## BEGIN Entries
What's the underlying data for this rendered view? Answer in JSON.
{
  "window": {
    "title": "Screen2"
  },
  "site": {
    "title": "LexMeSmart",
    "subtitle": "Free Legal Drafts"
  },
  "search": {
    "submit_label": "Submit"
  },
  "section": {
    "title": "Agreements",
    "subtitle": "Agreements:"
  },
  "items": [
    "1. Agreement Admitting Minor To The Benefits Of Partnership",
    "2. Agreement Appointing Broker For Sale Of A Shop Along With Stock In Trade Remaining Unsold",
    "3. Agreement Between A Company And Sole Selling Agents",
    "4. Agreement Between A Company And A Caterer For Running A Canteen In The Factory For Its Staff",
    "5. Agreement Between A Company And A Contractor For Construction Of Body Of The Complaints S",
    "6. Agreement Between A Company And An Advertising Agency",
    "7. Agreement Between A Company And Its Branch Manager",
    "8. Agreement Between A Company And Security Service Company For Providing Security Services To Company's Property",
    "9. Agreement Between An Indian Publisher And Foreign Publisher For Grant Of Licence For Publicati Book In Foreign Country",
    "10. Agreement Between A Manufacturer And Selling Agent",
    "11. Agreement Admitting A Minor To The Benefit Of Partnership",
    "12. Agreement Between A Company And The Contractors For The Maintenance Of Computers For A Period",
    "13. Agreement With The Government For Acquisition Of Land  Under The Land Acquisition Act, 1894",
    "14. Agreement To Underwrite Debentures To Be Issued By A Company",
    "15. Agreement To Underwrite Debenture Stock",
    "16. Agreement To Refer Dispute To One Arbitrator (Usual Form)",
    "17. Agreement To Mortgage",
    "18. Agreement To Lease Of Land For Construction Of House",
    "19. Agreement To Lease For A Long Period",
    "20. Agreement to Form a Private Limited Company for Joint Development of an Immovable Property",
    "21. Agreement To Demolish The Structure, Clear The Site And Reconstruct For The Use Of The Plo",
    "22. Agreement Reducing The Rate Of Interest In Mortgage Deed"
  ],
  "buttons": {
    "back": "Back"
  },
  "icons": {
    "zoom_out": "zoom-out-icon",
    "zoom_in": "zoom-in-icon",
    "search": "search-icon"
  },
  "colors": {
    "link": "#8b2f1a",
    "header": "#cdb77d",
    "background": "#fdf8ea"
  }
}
## END Entries
Given request:
Extract each line from the entries above that contains the string "Mortgage".

Response to the exercise:
    "17. Agreement To Mortgage",
    "22. Agreement Reducing The Rate Of Interest In Mortgage Deed"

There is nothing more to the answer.